Collected data entries:

····················

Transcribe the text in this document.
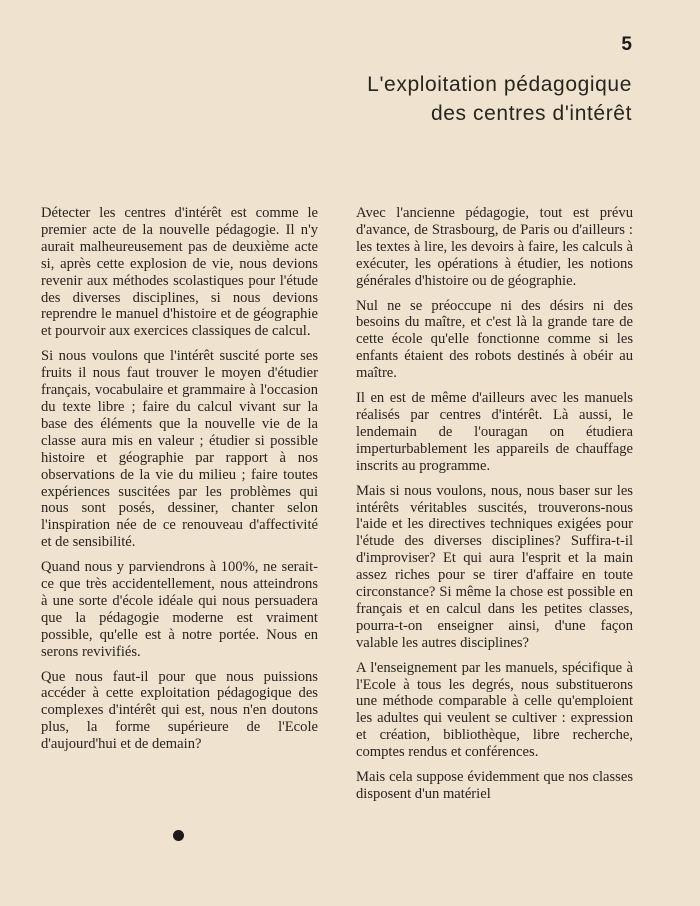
5
L'exploitation pédagogique
des centres d'intérêt

Détecter les centres d'intérêt est comme le premier acte de la nouvelle pédagogie. Il n'y aurait malheureusement pas de deuxième acte si, après cette explosion de vie, nous devions revenir aux méthodes scolastiques pour l'étude des diverses disciplines, si nous devions reprendre le manuel d'histoire et de géographie et pourvoir aux exercices classiques de calcul.

Si nous voulons que l'intérêt suscité porte ses fruits il nous faut trouver le moyen d'étudier français, vocabulaire et grammaire à l'occasion du texte libre ; faire du calcul vivant sur la base des éléments que la nouvelle vie de la classe aura mis en valeur ; étudier si possible histoire et géographie par rapport à nos observations de la vie du milieu ; faire toutes expériences suscitées par les problèmes qui nous sont posés, dessiner, chanter selon l'inspiration née de ce renouveau d'affectivité et de sensibilité.

Quand nous y parviendrons à 100%, ne serait-ce que très accidentellement, nous atteindrons à une sorte d'école idéale qui nous persuadera que la pédagogie moderne est vraiment possible, qu'elle est à notre portée. Nous en serons revivifiés.

Que nous faut-il pour que nous puissions accéder à cette exploitation pédagogique des complexes d'intérêt qui est, nous n'en doutons plus, la forme supérieure de l'Ecole d'aujourd'hui et de demain?

Avec l'ancienne pédagogie, tout est prévu d'avance, de Strasbourg, de Paris ou d'ailleurs : les textes à lire, les devoirs à faire, les calculs à exécuter, les opérations à étudier, les notions générales d'histoire ou de géographie.

Nul ne se préoccupe ni des désirs ni des besoins du maître, et c'est là la grande tare de cette école qu'elle fonctionne comme si les enfants étaient des robots destinés à obéir au maître.

Il en est de même d'ailleurs avec les manuels réalisés par centres d'intérêt. Là aussi, le lendemain de l'ouragan on étudiera imperturbablement les appareils de chauffage inscrits au programme.

Mais si nous voulons, nous, nous baser sur les intérêts véritables suscités, trouverons-nous l'aide et les directives techniques exigées pour l'étude des diverses disciplines? Suffira-t-il d'improviser? Et qui aura l'esprit et la main assez riches pour se tirer d'affaire en toute circonstance? Si même la chose est possible en français et en calcul dans les petites classes, pourra-t-on enseigner ainsi, d'une façon valable les autres disciplines?

A l'enseignement par les manuels, spécifique à l'Ecole à tous les degrés, nous substituerons une méthode comparable à celle qu'emploient les adultes qui veulent se cultiver : expression et création, bibliothèque, libre recherche, comptes rendus et conférences.

Mais cela suppose évidemment que nos classes disposent d'un matériel
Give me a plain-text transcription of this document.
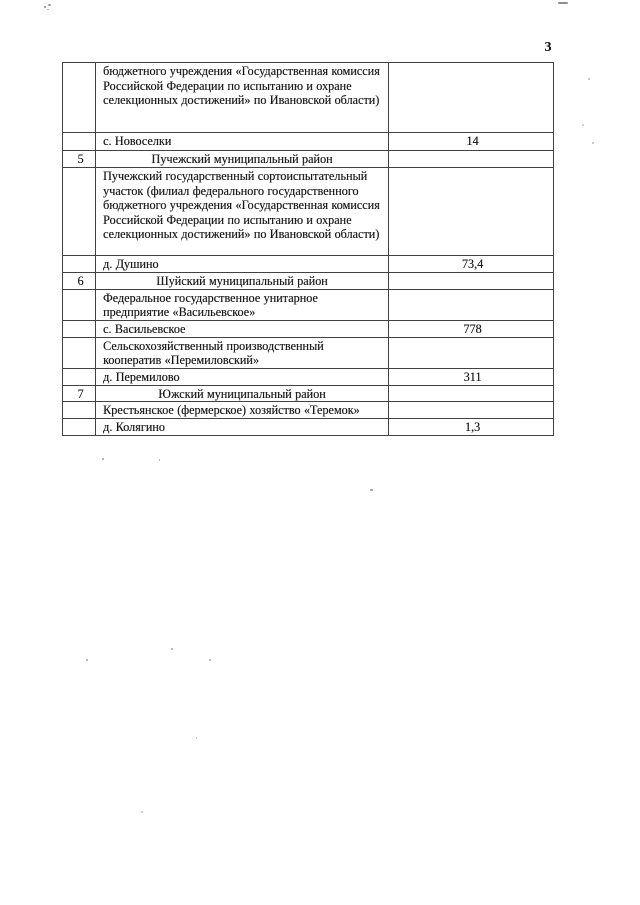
3
	бюджетного учреждения «Государственная комиссия Российской Федерации по испытанию и охране селекционных достижений» по Ивановской области)	
	с. Новоселки	14
5	Пучежский муниципальный район	
	Пучежский государственный сортоиспытательный участок (филиал федерального государственного бюджетного учреждения «Государственная комиссия Российской Федерации по испытанию и охране селекционных достижений» по Ивановской области)	
	д. Душино	73,4
6	Шуйский муниципальный район	
	Федеральное государственное унитарное предприятие «Васильевское»	
	с. Васильевское	778
	Сельскохозяйственный производственный кооператив «Перемиловский»	
	д. Перемилово	311
7	Южский муниципальный район	
	Крестьянское (фермерское) хозяйство «Теремок»	
	д. Колягино	1,3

····················

● OBJECTIVE
Copy every line of the listing containing the string "бюджетного".

● WRITTEN REPLY
	бюджетного учреждения «Государственная комиссия Российской Федерации по испытанию и охране селекционных достижений» по Ивановской области)	
	Пучежский государственный сортоиспытательный участок (филиал федерального государственного бюджетного учреждения «Государственная комиссия Российской Федерации по испытанию и охране селекционных достижений» по Ивановской области)	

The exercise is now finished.